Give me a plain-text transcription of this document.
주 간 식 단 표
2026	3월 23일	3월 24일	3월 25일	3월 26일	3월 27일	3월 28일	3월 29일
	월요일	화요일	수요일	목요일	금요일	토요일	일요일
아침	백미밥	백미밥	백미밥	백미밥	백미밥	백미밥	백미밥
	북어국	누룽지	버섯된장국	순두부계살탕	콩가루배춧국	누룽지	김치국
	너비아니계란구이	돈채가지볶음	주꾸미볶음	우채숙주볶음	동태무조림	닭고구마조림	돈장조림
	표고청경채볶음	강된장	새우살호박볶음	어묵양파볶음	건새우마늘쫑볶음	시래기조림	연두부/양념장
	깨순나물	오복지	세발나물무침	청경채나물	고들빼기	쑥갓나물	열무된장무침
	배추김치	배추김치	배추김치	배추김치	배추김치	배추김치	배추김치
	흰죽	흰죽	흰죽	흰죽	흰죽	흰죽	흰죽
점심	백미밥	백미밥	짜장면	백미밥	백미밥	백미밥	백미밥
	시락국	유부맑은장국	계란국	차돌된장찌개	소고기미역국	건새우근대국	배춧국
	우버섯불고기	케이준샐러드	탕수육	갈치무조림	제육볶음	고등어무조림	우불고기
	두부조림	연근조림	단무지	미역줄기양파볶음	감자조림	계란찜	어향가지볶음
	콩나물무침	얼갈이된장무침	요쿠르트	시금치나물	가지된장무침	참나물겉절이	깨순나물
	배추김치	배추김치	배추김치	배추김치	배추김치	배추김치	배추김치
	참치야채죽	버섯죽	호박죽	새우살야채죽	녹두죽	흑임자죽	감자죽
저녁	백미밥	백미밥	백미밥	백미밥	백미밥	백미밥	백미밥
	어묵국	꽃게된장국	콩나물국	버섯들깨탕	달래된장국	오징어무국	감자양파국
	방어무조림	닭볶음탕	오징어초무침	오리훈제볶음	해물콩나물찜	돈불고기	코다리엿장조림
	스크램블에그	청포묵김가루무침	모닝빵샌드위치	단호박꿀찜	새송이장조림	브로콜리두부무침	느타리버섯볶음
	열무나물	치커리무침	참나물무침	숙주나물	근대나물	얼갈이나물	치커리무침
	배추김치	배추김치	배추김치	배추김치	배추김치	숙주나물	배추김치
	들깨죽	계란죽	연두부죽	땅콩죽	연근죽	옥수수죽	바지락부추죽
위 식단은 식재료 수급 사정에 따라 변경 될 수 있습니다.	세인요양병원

•••••

**What to do**
Write out the full listing, keeping every line exactly as it is.

**Correct answer**
Give me a plain-text transcription of this document.
주 간 식 단 표
2026	3월 23일	3월 24일	3월 25일	3월 26일	3월 27일	3월 28일	3월 29일
	월요일	화요일	수요일	목요일	금요일	토요일	일요일
아침	백미밥	백미밥	백미밥	백미밥	백미밥	백미밥	백미밥
	북어국	누룽지	버섯된장국	순두부계살탕	콩가루배춧국	누룽지	김치국
	너비아니계란구이	돈채가지볶음	주꾸미볶음	우채숙주볶음	동태무조림	닭고구마조림	돈장조림
	표고청경채볶음	강된장	새우살호박볶음	어묵양파볶음	건새우마늘쫑볶음	시래기조림	연두부/양념장
	깨순나물	오복지	세발나물무침	청경채나물	고들빼기	쑥갓나물	열무된장무침
	배추김치	배추김치	배추김치	배추김치	배추김치	배추김치	배추김치
	흰죽	흰죽	흰죽	흰죽	흰죽	흰죽	흰죽
점심	백미밥	백미밥	짜장면	백미밥	백미밥	백미밥	백미밥
	시락국	유부맑은장국	계란국	차돌된장찌개	소고기미역국	건새우근대국	배춧국
	우버섯불고기	케이준샐러드	탕수육	갈치무조림	제육볶음	고등어무조림	우불고기
	두부조림	연근조림	단무지	미역줄기양파볶음	감자조림	계란찜	어향가지볶음
	콩나물무침	얼갈이된장무침	요쿠르트	시금치나물	가지된장무침	참나물겉절이	깨순나물
	배추김치	배추김치	배추김치	배추김치	배추김치	배추김치	배추김치
	참치야채죽	버섯죽	호박죽	새우살야채죽	녹두죽	흑임자죽	감자죽
저녁	백미밥	백미밥	백미밥	백미밥	백미밥	백미밥	백미밥
	어묵국	꽃게된장국	콩나물국	버섯들깨탕	달래된장국	오징어무국	감자양파국
	방어무조림	닭볶음탕	오징어초무침	오리훈제볶음	해물콩나물찜	돈불고기	코다리엿장조림
	스크램블에그	청포묵김가루무침	모닝빵샌드위치	단호박꿀찜	새송이장조림	브로콜리두부무침	느타리버섯볶음
	열무나물	치커리무침	참나물무침	숙주나물	근대나물	얼갈이나물	치커리무침
	배추김치	배추김치	배추김치	배추김치	배추김치	숙주나물	배추김치
	들깨죽	계란죽	연두부죽	땅콩죽	연근죽	옥수수죽	바지락부추죽
위 식단은 식재료 수급 사정에 따라 변경 될 수 있습니다.	세인요양병원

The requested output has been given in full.